To do — Pick out the lines in the listing below that contain the word "xlabel" and copy them.

[start Stored rows]

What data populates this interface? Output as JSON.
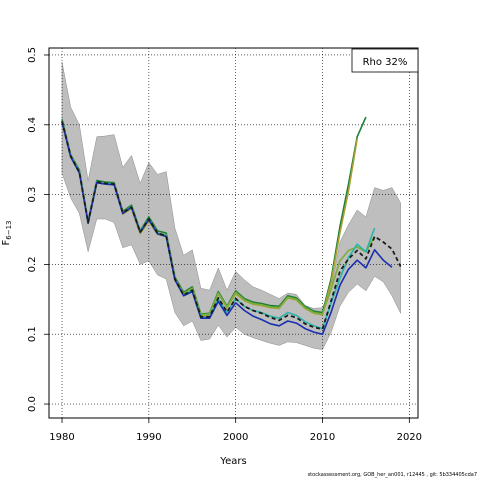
{
  "chart_data": {
    "type": "line",
    "title": "",
    "xlabel": "Years",
    "ylabel": "F",
    "ylabel_subscript": "6−13",
    "xlim": [
      1978.5,
      2021
    ],
    "ylim": [
      -0.02,
      0.51
    ],
    "xticks": [
      "1980",
      "1990",
      "2000",
      "2010",
      "2020"
    ],
    "yticks": [
      "0.0",
      "0.1",
      "0.2",
      "0.3",
      "0.4",
      "0.5"
    ],
    "grid": true,
    "legend": {
      "text": "Rho 32%",
      "placement": "top-right"
    },
    "colors": {
      "band": "#bebebe",
      "band_edge": "#8c8c8c",
      "final": "#1a1a1a",
      "peel1": "#1a2fb0",
      "peel2": "#29b5a8",
      "peel3": "#7cae3a",
      "peel4": "#a7a230",
      "peel5": "#1f7f38"
    },
    "band": {
      "x": [
        1980,
        1981,
        1982,
        1983,
        1984,
        1985,
        1986,
        1987,
        1988,
        1989,
        1990,
        1991,
        1992,
        1993,
        1994,
        1995,
        1996,
        1997,
        1998,
        1999,
        2000,
        2001,
        2002,
        2003,
        2004,
        2005,
        2006,
        2007,
        2008,
        2009,
        2010,
        2011,
        2012,
        2013,
        2014,
        2015,
        2016,
        2017,
        2018,
        2019
      ],
      "upper": [
        0.49,
        0.425,
        0.4,
        0.32,
        0.383,
        0.384,
        0.386,
        0.339,
        0.356,
        0.316,
        0.346,
        0.329,
        0.333,
        0.252,
        0.213,
        0.221,
        0.166,
        0.163,
        0.195,
        0.163,
        0.19,
        0.178,
        0.168,
        0.163,
        0.157,
        0.151,
        0.159,
        0.157,
        0.141,
        0.137,
        0.138,
        0.167,
        0.232,
        0.257,
        0.278,
        0.268,
        0.31,
        0.306,
        0.31,
        0.288
      ],
      "lower": [
        0.331,
        0.295,
        0.273,
        0.218,
        0.265,
        0.265,
        0.26,
        0.224,
        0.228,
        0.2,
        0.205,
        0.185,
        0.179,
        0.131,
        0.112,
        0.119,
        0.091,
        0.093,
        0.113,
        0.096,
        0.11,
        0.1,
        0.095,
        0.091,
        0.087,
        0.084,
        0.089,
        0.088,
        0.084,
        0.08,
        0.078,
        0.103,
        0.14,
        0.16,
        0.172,
        0.162,
        0.183,
        0.175,
        0.155,
        0.13
      ]
    },
    "series": [
      {
        "key": "peel5",
        "x": [
          1980,
          1981,
          1982,
          1983,
          1984,
          1985,
          1986,
          1987,
          1988,
          1989,
          1990,
          1991,
          1992,
          1993,
          1994,
          1995,
          1996,
          1997,
          1998,
          1999,
          2000,
          2001,
          2002,
          2003,
          2004,
          2005,
          2006,
          2007,
          2008,
          2009,
          2010,
          2011,
          2012,
          2013,
          2014,
          2015
        ],
        "y": [
          0.408,
          0.357,
          0.335,
          0.262,
          0.32,
          0.318,
          0.317,
          0.276,
          0.285,
          0.248,
          0.268,
          0.248,
          0.245,
          0.182,
          0.16,
          0.168,
          0.129,
          0.13,
          0.161,
          0.14,
          0.162,
          0.151,
          0.146,
          0.144,
          0.141,
          0.14,
          0.155,
          0.152,
          0.14,
          0.133,
          0.131,
          0.18,
          0.254,
          0.315,
          0.383,
          0.411
        ]
      },
      {
        "key": "peel4",
        "x": [
          1980,
          1981,
          1982,
          1983,
          1984,
          1985,
          1986,
          1987,
          1988,
          1989,
          1990,
          1991,
          1992,
          1993,
          1994,
          1995,
          1996,
          1997,
          1998,
          1999,
          2000,
          2001,
          2002,
          2003,
          2004,
          2005,
          2006,
          2007,
          2008,
          2009,
          2010,
          2011,
          2012,
          2013,
          2014
        ],
        "y": [
          0.404,
          0.355,
          0.331,
          0.259,
          0.317,
          0.315,
          0.314,
          0.272,
          0.28,
          0.244,
          0.262,
          0.243,
          0.24,
          0.178,
          0.157,
          0.165,
          0.127,
          0.128,
          0.158,
          0.138,
          0.158,
          0.148,
          0.143,
          0.141,
          0.138,
          0.137,
          0.152,
          0.149,
          0.137,
          0.13,
          0.128,
          0.175,
          0.245,
          0.305,
          0.38
        ]
      },
      {
        "key": "peel3",
        "x": [
          1980,
          1981,
          1982,
          1983,
          1984,
          1985,
          1986,
          1987,
          1988,
          1989,
          1990,
          1991,
          1992,
          1993,
          1994,
          1995,
          1996,
          1997,
          1998,
          1999,
          2000,
          2001,
          2002,
          2003,
          2004,
          2005,
          2006,
          2007,
          2008,
          2009,
          2010,
          2011,
          2012,
          2013,
          2014,
          2015,
          2016
        ],
        "y": [
          0.405,
          0.356,
          0.333,
          0.26,
          0.318,
          0.316,
          0.315,
          0.274,
          0.282,
          0.246,
          0.265,
          0.245,
          0.242,
          0.18,
          0.158,
          0.166,
          0.128,
          0.129,
          0.159,
          0.139,
          0.16,
          0.149,
          0.144,
          0.142,
          0.139,
          0.138,
          0.153,
          0.15,
          0.138,
          0.131,
          0.129,
          0.165,
          0.205,
          0.22,
          0.225,
          0.218,
          0.24
        ]
      },
      {
        "key": "peel2",
        "x": [
          1980,
          1981,
          1982,
          1983,
          1984,
          1985,
          1986,
          1987,
          1988,
          1989,
          1990,
          1991,
          1992,
          1993,
          1994,
          1995,
          1996,
          1997,
          1998,
          1999,
          2000,
          2001,
          2002,
          2003,
          2004,
          2005,
          2006,
          2007,
          2008,
          2009,
          2010,
          2011,
          2012,
          2013,
          2014,
          2015,
          2016
        ],
        "y": [
          0.405,
          0.355,
          0.332,
          0.26,
          0.318,
          0.316,
          0.315,
          0.274,
          0.283,
          0.247,
          0.265,
          0.245,
          0.241,
          0.179,
          0.156,
          0.163,
          0.125,
          0.125,
          0.151,
          0.131,
          0.151,
          0.14,
          0.134,
          0.131,
          0.126,
          0.123,
          0.131,
          0.127,
          0.118,
          0.112,
          0.108,
          0.145,
          0.18,
          0.21,
          0.229,
          0.218,
          0.252
        ]
      },
      {
        "key": "peel1",
        "x": [
          1980,
          1981,
          1982,
          1983,
          1984,
          1985,
          1986,
          1987,
          1988,
          1989,
          1990,
          1991,
          1992,
          1993,
          1994,
          1995,
          1996,
          1997,
          1998,
          1999,
          2000,
          2001,
          2002,
          2003,
          2004,
          2005,
          2006,
          2007,
          2008,
          2009,
          2010,
          2011,
          2012,
          2013,
          2014,
          2015,
          2016,
          2017,
          2018
        ],
        "y": [
          0.404,
          0.354,
          0.331,
          0.259,
          0.317,
          0.315,
          0.314,
          0.273,
          0.282,
          0.246,
          0.264,
          0.244,
          0.24,
          0.178,
          0.155,
          0.161,
          0.123,
          0.123,
          0.147,
          0.127,
          0.145,
          0.134,
          0.126,
          0.121,
          0.115,
          0.112,
          0.119,
          0.116,
          0.108,
          0.103,
          0.1,
          0.132,
          0.17,
          0.193,
          0.206,
          0.195,
          0.221,
          0.206,
          0.196
        ]
      },
      {
        "key": "final",
        "dashed": true,
        "x": [
          1980,
          1981,
          1982,
          1983,
          1984,
          1985,
          1986,
          1987,
          1988,
          1989,
          1990,
          1991,
          1992,
          1993,
          1994,
          1995,
          1996,
          1997,
          1998,
          1999,
          2000,
          2001,
          2002,
          2003,
          2004,
          2005,
          2006,
          2007,
          2008,
          2009,
          2010,
          2011,
          2012,
          2013,
          2014,
          2015,
          2016,
          2017,
          2018,
          2019
        ],
        "y": [
          0.405,
          0.355,
          0.332,
          0.26,
          0.318,
          0.316,
          0.315,
          0.274,
          0.282,
          0.246,
          0.265,
          0.245,
          0.241,
          0.179,
          0.156,
          0.163,
          0.125,
          0.125,
          0.152,
          0.132,
          0.151,
          0.14,
          0.134,
          0.13,
          0.124,
          0.12,
          0.127,
          0.124,
          0.115,
          0.11,
          0.107,
          0.148,
          0.19,
          0.208,
          0.22,
          0.208,
          0.24,
          0.232,
          0.222,
          0.197
        ]
      }
    ]
  },
  "footer": {
    "text": "stockassessment.org, GOB_her_an001, r12445 , git: 5b334405cda7"
  }
}
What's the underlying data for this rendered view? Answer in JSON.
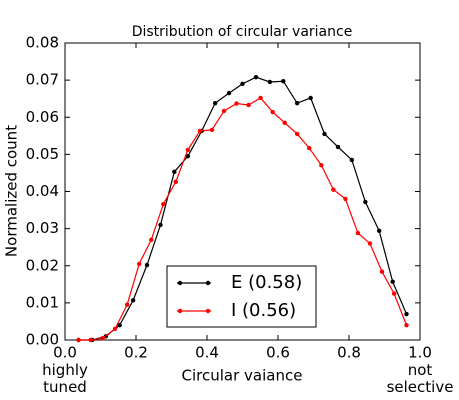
{
  "chart_data": {
    "type": "line",
    "title": "Distribution of circular variance",
    "xlabel": "Circular vaiance",
    "ylabel": "Normalized count",
    "annotations": [
      "highly\ntuned",
      "not\nselective"
    ],
    "series": [
      {
        "name": "E (0.58)",
        "color": "#000000",
        "x": [
          0.038,
          0.077,
          0.115,
          0.154,
          0.192,
          0.231,
          0.269,
          0.308,
          0.346,
          0.385,
          0.423,
          0.462,
          0.5,
          0.538,
          0.577,
          0.615,
          0.654,
          0.692,
          0.731,
          0.769,
          0.808,
          0.846,
          0.885,
          0.923,
          0.962
        ],
        "values": [
          0,
          0,
          0.001,
          0.004,
          0.0107,
          0.0202,
          0.031,
          0.0453,
          0.0495,
          0.0563,
          0.0638,
          0.0665,
          0.069,
          0.0708,
          0.0695,
          0.0697,
          0.0638,
          0.0652,
          0.0555,
          0.052,
          0.0485,
          0.0372,
          0.0294,
          0.0157,
          0.007
        ]
      },
      {
        "name": "I (0.56)",
        "color": "#ff0000",
        "x": [
          0.038,
          0.072,
          0.106,
          0.141,
          0.175,
          0.209,
          0.243,
          0.277,
          0.312,
          0.346,
          0.38,
          0.414,
          0.448,
          0.483,
          0.517,
          0.551,
          0.585,
          0.619,
          0.654,
          0.688,
          0.722,
          0.756,
          0.79,
          0.825,
          0.859,
          0.893,
          0.927,
          0.962
        ],
        "values": [
          0,
          0,
          0.0005,
          0.003,
          0.0095,
          0.0205,
          0.027,
          0.0366,
          0.0426,
          0.0512,
          0.0563,
          0.0566,
          0.0617,
          0.0637,
          0.0633,
          0.0652,
          0.0614,
          0.0585,
          0.0555,
          0.0517,
          0.0471,
          0.0405,
          0.038,
          0.0288,
          0.026,
          0.0184,
          0.0125,
          0.004
        ]
      }
    ],
    "xlim": [
      0,
      1
    ],
    "xticks": [
      {
        "value": 0,
        "label": "0.0"
      },
      {
        "value": 0.2,
        "label": "0.2"
      },
      {
        "value": 0.4,
        "label": "0.4"
      },
      {
        "value": 0.6,
        "label": "0.6"
      },
      {
        "value": 0.8,
        "label": "0.8"
      },
      {
        "value": 1,
        "label": "1.0"
      }
    ],
    "ylim": [
      0,
      0.08
    ],
    "yticks": [
      {
        "value": 0,
        "label": "0.00"
      },
      {
        "value": 0.01,
        "label": "0.01"
      },
      {
        "value": 0.02,
        "label": "0.02"
      },
      {
        "value": 0.03,
        "label": "0.03"
      },
      {
        "value": 0.04,
        "label": "0.04"
      },
      {
        "value": 0.05,
        "label": "0.05"
      },
      {
        "value": 0.06,
        "label": "0.06"
      },
      {
        "value": 0.07,
        "label": "0.07"
      },
      {
        "value": 0.08,
        "label": "0.08"
      }
    ],
    "grid": false,
    "legend": "lower center"
  }
}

[end Stored rows]

Problem solution —
    "xlabel": "Years",
    "xlabel": "Circular vaiance",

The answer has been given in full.